§ **The data**

::::::

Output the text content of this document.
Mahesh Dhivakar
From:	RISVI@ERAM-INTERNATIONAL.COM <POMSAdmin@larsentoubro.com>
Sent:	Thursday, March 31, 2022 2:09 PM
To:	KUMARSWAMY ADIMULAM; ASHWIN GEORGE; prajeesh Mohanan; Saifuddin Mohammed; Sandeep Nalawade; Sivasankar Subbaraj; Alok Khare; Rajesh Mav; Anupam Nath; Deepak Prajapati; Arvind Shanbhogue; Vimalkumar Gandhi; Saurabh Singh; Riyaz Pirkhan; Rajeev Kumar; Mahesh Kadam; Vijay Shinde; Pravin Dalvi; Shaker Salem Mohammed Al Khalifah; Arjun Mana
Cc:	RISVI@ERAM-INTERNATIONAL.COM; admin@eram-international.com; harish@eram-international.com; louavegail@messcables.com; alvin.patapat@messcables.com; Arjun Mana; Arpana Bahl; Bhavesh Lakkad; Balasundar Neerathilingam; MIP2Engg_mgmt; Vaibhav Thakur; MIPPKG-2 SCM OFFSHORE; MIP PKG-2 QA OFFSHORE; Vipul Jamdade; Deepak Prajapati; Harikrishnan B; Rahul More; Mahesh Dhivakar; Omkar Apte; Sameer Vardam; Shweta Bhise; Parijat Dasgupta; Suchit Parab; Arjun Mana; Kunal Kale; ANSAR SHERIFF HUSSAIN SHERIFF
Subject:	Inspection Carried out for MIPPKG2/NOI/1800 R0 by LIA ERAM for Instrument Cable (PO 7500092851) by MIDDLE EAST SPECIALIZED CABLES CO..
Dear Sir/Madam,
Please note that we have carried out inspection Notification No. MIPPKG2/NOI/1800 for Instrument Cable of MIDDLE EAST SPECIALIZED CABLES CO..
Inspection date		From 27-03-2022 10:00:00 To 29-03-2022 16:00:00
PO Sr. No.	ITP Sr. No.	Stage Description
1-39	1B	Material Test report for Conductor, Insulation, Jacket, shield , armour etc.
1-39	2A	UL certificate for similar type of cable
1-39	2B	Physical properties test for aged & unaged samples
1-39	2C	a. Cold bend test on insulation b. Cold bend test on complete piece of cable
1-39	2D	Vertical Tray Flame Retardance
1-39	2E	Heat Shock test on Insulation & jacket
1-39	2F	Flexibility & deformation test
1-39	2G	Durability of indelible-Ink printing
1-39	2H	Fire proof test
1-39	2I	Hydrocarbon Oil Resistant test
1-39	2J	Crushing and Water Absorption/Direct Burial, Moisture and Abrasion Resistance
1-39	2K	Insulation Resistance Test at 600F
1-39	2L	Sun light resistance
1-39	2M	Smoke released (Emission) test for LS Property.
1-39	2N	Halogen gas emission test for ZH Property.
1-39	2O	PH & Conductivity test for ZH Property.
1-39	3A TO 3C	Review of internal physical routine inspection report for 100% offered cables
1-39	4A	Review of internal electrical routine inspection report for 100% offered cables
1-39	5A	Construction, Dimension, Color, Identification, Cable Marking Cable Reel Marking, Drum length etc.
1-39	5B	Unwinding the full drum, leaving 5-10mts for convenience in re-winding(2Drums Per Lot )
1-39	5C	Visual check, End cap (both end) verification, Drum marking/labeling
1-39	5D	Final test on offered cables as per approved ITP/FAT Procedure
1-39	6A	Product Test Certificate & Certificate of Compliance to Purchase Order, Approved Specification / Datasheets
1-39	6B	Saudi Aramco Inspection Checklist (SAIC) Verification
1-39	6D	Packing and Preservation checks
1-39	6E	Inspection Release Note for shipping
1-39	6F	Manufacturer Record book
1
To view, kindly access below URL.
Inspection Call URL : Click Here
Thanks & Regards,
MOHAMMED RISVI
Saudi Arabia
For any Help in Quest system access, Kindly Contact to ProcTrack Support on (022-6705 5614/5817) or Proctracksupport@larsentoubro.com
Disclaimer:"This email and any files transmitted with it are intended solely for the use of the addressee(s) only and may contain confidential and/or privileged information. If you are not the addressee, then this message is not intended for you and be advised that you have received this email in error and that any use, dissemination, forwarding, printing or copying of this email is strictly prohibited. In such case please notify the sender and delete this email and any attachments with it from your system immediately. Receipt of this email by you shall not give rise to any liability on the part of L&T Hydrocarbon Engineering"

::::::

§ **Your objective**
Reproduce each line from the records that contains the word "internal".

§ **The completed task**
1-39	3A TO 3C	Review of internal physical routine inspection report for 100% offered cables
1-39	4A	Review of internal electrical routine inspection report for 100% offered cables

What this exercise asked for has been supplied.